WORK TO BE COMPLETED. The entries below need to be written out exactly, with no pictures included.

— Start DATASET —

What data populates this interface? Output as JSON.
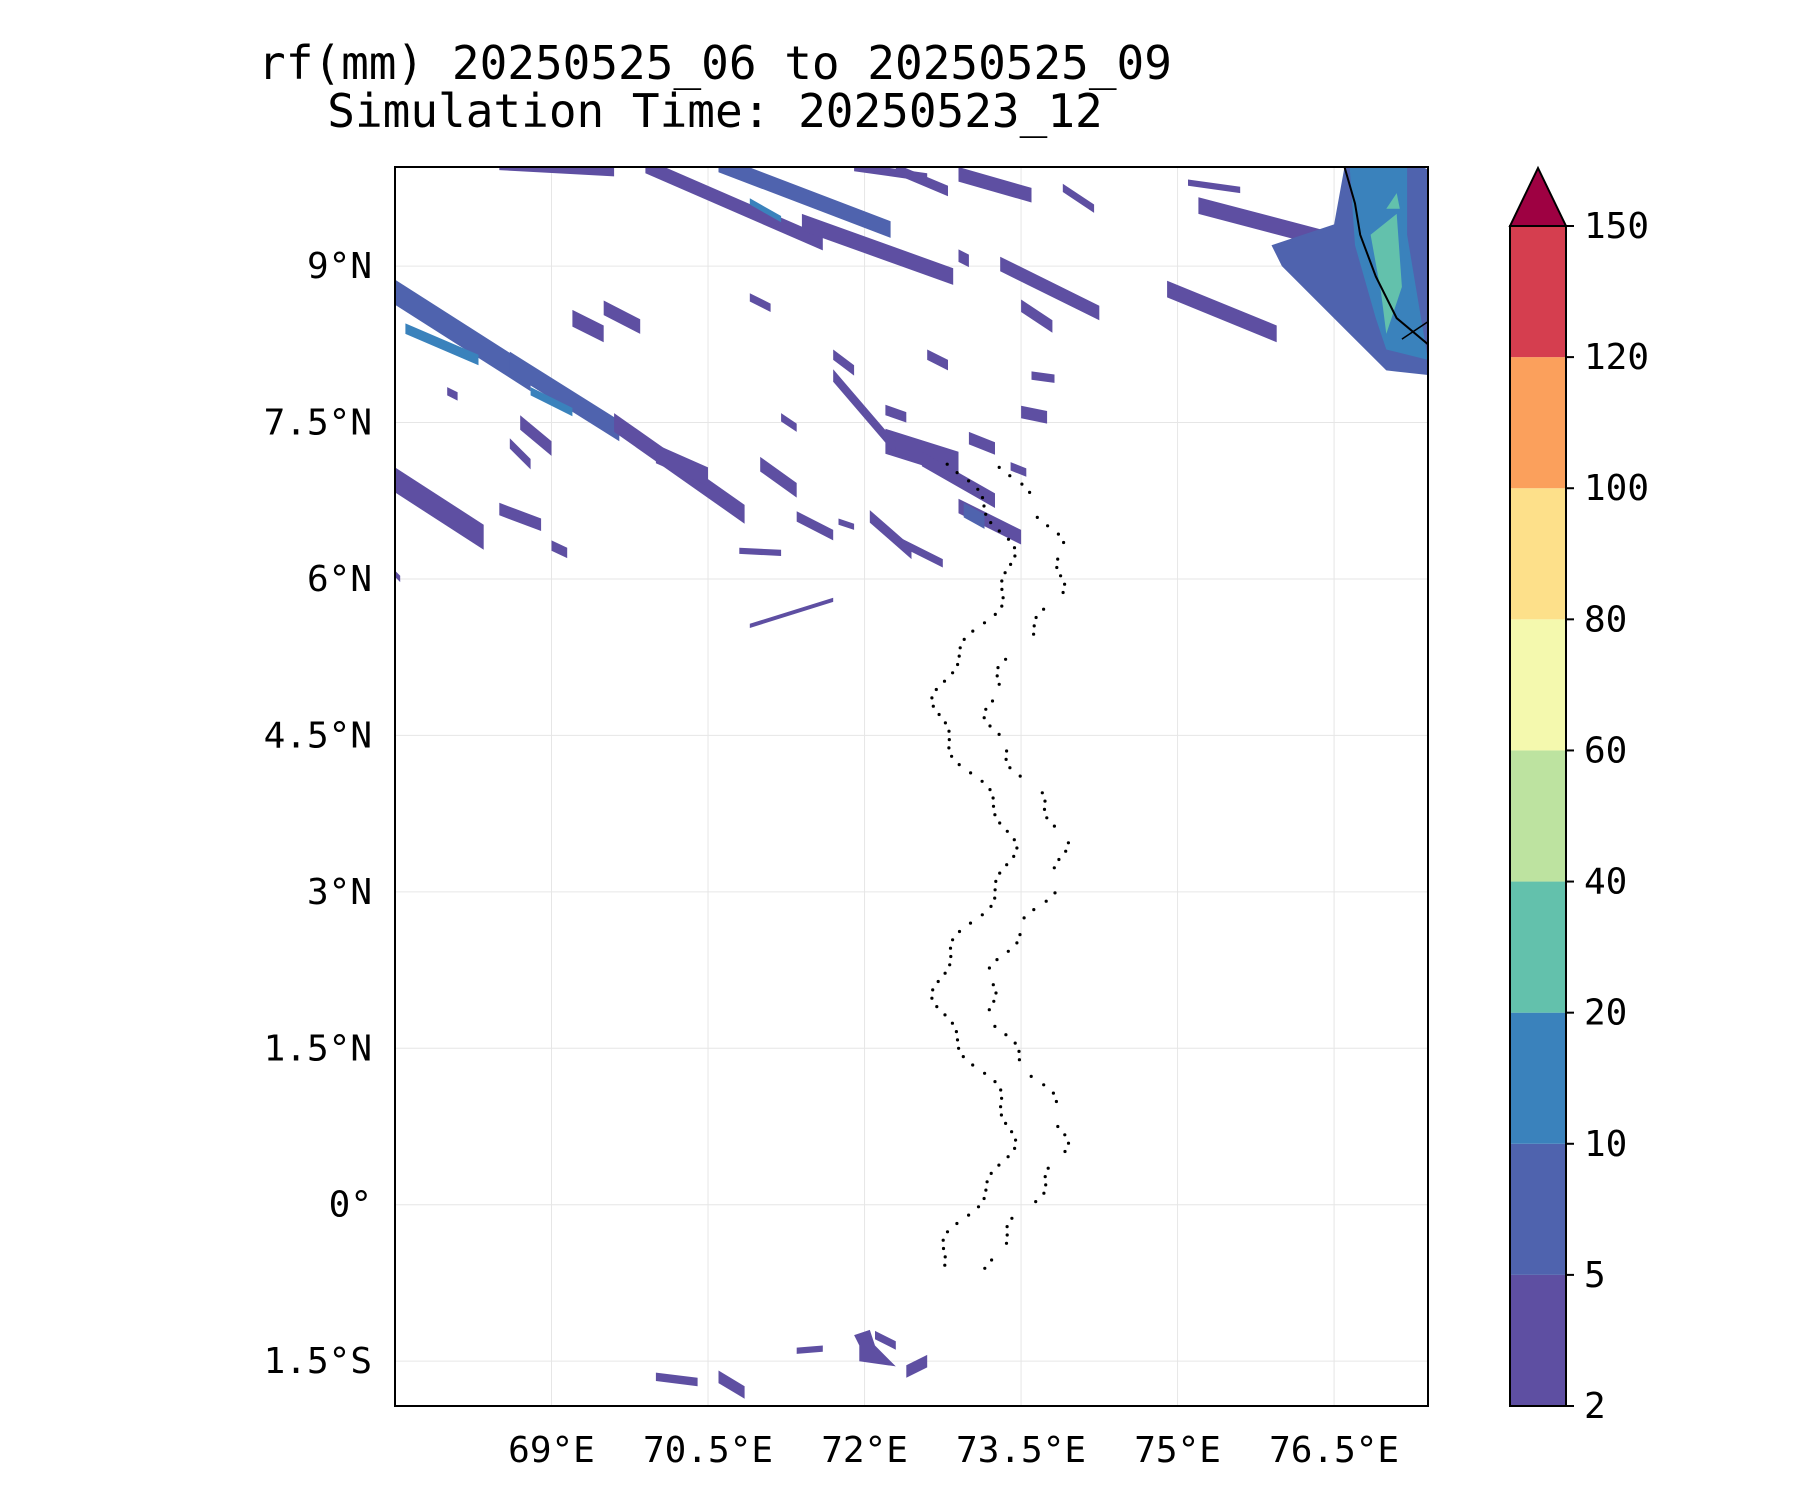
{
  "title": {
    "line1": "rf(mm) 20250525_06 to 20250525_09",
    "line2": "Simulation Time: 20250523_12"
  },
  "map": {
    "lon_range": [
      67.5,
      77.4
    ],
    "lat_range": [
      -1.93,
      9.95
    ],
    "lon_ticks": [
      "69°E",
      "70.5°E",
      "72°E",
      "73.5°E",
      "75°E",
      "76.5°E"
    ],
    "lon_tick_values": [
      69,
      70.5,
      72,
      73.5,
      75,
      76.5
    ],
    "lat_ticks": [
      "9°N",
      "7.5°N",
      "6°N",
      "4.5°N",
      "3°N",
      "1.5°N",
      "0°",
      "1.5°S"
    ],
    "lat_tick_values": [
      9,
      7.5,
      6,
      4.5,
      3,
      1.5,
      0,
      -1.5
    ],
    "gridlines": true
  },
  "colorbar": {
    "levels": [
      "2",
      "5",
      "10",
      "20",
      "40",
      "60",
      "80",
      "100",
      "120",
      "150"
    ],
    "colors": [
      "#5e4fa2",
      "#4f63ae",
      "#3a82bc",
      "#63c1ac",
      "#bde3a0",
      "#f4f9ae",
      "#fde08a",
      "#fba05c",
      "#d53e4f",
      "#9e0142"
    ],
    "extend": "max"
  },
  "chart_data": {
    "type": "heatmap",
    "title": "rf(mm) 20250525_06 to 20250525_09\nSimulation Time: 20250523_12",
    "xlabel": "",
    "ylabel": "",
    "xlim": [
      67.5,
      77.4
    ],
    "ylim": [
      -1.93,
      9.95
    ],
    "colorbar_levels": [
      2,
      5,
      10,
      20,
      40,
      60,
      80,
      100,
      120,
      150
    ],
    "rain_bands": [
      {
        "lon": [
          68.5,
          69.7
        ],
        "lat": [
          9.95,
          9.85
        ],
        "max_mm": 5
      },
      {
        "lon": [
          69.9,
          71.6
        ],
        "lat": [
          9.9,
          9.2
        ],
        "max_mm": 5
      },
      {
        "lon": [
          70.6,
          72.2
        ],
        "lat": [
          9.95,
          9.35
        ],
        "max_mm": 10
      },
      {
        "lon": [
          72.9,
          73.6
        ],
        "lat": [
          9.85,
          9.65
        ],
        "max_mm": 5
      },
      {
        "lon": [
          71.4,
          72.8
        ],
        "lat": [
          9.4,
          8.85
        ],
        "max_mm": 5
      },
      {
        "lon": [
          73.3,
          74.3
        ],
        "lat": [
          9.0,
          8.5
        ],
        "max_mm": 5
      },
      {
        "lon": [
          74.9,
          75.9
        ],
        "lat": [
          8.75,
          8.35
        ],
        "max_mm": 5
      },
      {
        "lon": [
          75.1,
          76.9
        ],
        "lat": [
          9.55,
          9.1
        ],
        "max_mm": 5
      },
      {
        "lon": [
          76.6,
          77.4
        ],
        "lat": [
          9.95,
          7.95
        ],
        "max_mm": 40
      },
      {
        "lon": [
          67.5,
          68.8
        ],
        "lat": [
          8.7,
          7.85
        ],
        "max_mm": 10
      },
      {
        "lon": [
          68.6,
          69.6
        ],
        "lat": [
          8.05,
          7.4
        ],
        "max_mm": 10
      },
      {
        "lon": [
          69.5,
          70.8
        ],
        "lat": [
          7.5,
          6.6
        ],
        "max_mm": 5
      },
      {
        "lon": [
          70.8,
          71.2
        ],
        "lat": [
          7.05,
          6.85
        ],
        "max_mm": 5
      },
      {
        "lon": [
          71.7,
          72.3
        ],
        "lat": [
          7.9,
          7.2
        ],
        "max_mm": 5
      },
      {
        "lon": [
          72.1,
          72.9
        ],
        "lat": [
          7.45,
          7.1
        ],
        "max_mm": 5
      },
      {
        "lon": [
          72.5,
          73.2
        ],
        "lat": [
          7.15,
          6.75
        ],
        "max_mm": 5
      },
      {
        "lon": [
          72.8,
          73.5
        ],
        "lat": [
          6.85,
          6.55
        ],
        "max_mm": 5
      },
      {
        "lon": [
          67.5,
          68.3
        ],
        "lat": [
          7.0,
          6.4
        ],
        "max_mm": 5
      },
      {
        "lon": [
          70.0,
          70.6
        ],
        "lat": [
          -1.6,
          -1.85
        ],
        "max_mm": 5
      },
      {
        "lon": [
          71.3,
          72.4
        ],
        "lat": [
          -1.3,
          -1.6
        ],
        "max_mm": 5
      }
    ]
  }
}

— End DATASET —

WRITTEN SOLUTION.
What data populates this interface? Output as JSON.
{
  "title": {
    "line1": "rf(mm) 20250525_06 to 20250525_09",
    "line2": "Simulation Time: 20250523_12"
  },
  "map": {
    "lon_range": [
      67.5,
      77.4
    ],
    "lat_range": [
      -1.93,
      9.95
    ],
    "lon_ticks": [
      "69°E",
      "70.5°E",
      "72°E",
      "73.5°E",
      "75°E",
      "76.5°E"
    ],
    "lon_tick_values": [
      69,
      70.5,
      72,
      73.5,
      75,
      76.5
    ],
    "lat_ticks": [
      "9°N",
      "7.5°N",
      "6°N",
      "4.5°N",
      "3°N",
      "1.5°N",
      "0°",
      "1.5°S"
    ],
    "lat_tick_values": [
      9,
      7.5,
      6,
      4.5,
      3,
      1.5,
      0,
      -1.5
    ],
    "gridlines": true
  },
  "colorbar": {
    "levels": [
      "2",
      "5",
      "10",
      "20",
      "40",
      "60",
      "80",
      "100",
      "120",
      "150"
    ],
    "colors": [
      "#5e4fa2",
      "#4f63ae",
      "#3a82bc",
      "#63c1ac",
      "#bde3a0",
      "#f4f9ae",
      "#fde08a",
      "#fba05c",
      "#d53e4f",
      "#9e0142"
    ],
    "extend": "max"
  },
  "chart_data": {
    "type": "heatmap",
    "title": "rf(mm) 20250525_06 to 20250525_09\nSimulation Time: 20250523_12",
    "xlabel": "",
    "ylabel": "",
    "xlim": [
      67.5,
      77.4
    ],
    "ylim": [
      -1.93,
      9.95
    ],
    "colorbar_levels": [
      2,
      5,
      10,
      20,
      40,
      60,
      80,
      100,
      120,
      150
    ],
    "rain_bands": [
      {
        "lon": [
          68.5,
          69.7
        ],
        "lat": [
          9.95,
          9.85
        ],
        "max_mm": 5
      },
      {
        "lon": [
          69.9,
          71.6
        ],
        "lat": [
          9.9,
          9.2
        ],
        "max_mm": 5
      },
      {
        "lon": [
          70.6,
          72.2
        ],
        "lat": [
          9.95,
          9.35
        ],
        "max_mm": 10
      },
      {
        "lon": [
          72.9,
          73.6
        ],
        "lat": [
          9.85,
          9.65
        ],
        "max_mm": 5
      },
      {
        "lon": [
          71.4,
          72.8
        ],
        "lat": [
          9.4,
          8.85
        ],
        "max_mm": 5
      },
      {
        "lon": [
          73.3,
          74.3
        ],
        "lat": [
          9.0,
          8.5
        ],
        "max_mm": 5
      },
      {
        "lon": [
          74.9,
          75.9
        ],
        "lat": [
          8.75,
          8.35
        ],
        "max_mm": 5
      },
      {
        "lon": [
          75.1,
          76.9
        ],
        "lat": [
          9.55,
          9.1
        ],
        "max_mm": 5
      },
      {
        "lon": [
          76.6,
          77.4
        ],
        "lat": [
          9.95,
          7.95
        ],
        "max_mm": 40
      },
      {
        "lon": [
          67.5,
          68.8
        ],
        "lat": [
          8.7,
          7.85
        ],
        "max_mm": 10
      },
      {
        "lon": [
          68.6,
          69.6
        ],
        "lat": [
          8.05,
          7.4
        ],
        "max_mm": 10
      },
      {
        "lon": [
          69.5,
          70.8
        ],
        "lat": [
          7.5,
          6.6
        ],
        "max_mm": 5
      },
      {
        "lon": [
          70.8,
          71.2
        ],
        "lat": [
          7.05,
          6.85
        ],
        "max_mm": 5
      },
      {
        "lon": [
          71.7,
          72.3
        ],
        "lat": [
          7.9,
          7.2
        ],
        "max_mm": 5
      },
      {
        "lon": [
          72.1,
          72.9
        ],
        "lat": [
          7.45,
          7.1
        ],
        "max_mm": 5
      },
      {
        "lon": [
          72.5,
          73.2
        ],
        "lat": [
          7.15,
          6.75
        ],
        "max_mm": 5
      },
      {
        "lon": [
          72.8,
          73.5
        ],
        "lat": [
          6.85,
          6.55
        ],
        "max_mm": 5
      },
      {
        "lon": [
          67.5,
          68.3
        ],
        "lat": [
          7.0,
          6.4
        ],
        "max_mm": 5
      },
      {
        "lon": [
          70.0,
          70.6
        ],
        "lat": [
          -1.6,
          -1.85
        ],
        "max_mm": 5
      },
      {
        "lon": [
          71.3,
          72.4
        ],
        "lat": [
          -1.3,
          -1.6
        ],
        "max_mm": 5
      }
    ]
  }
}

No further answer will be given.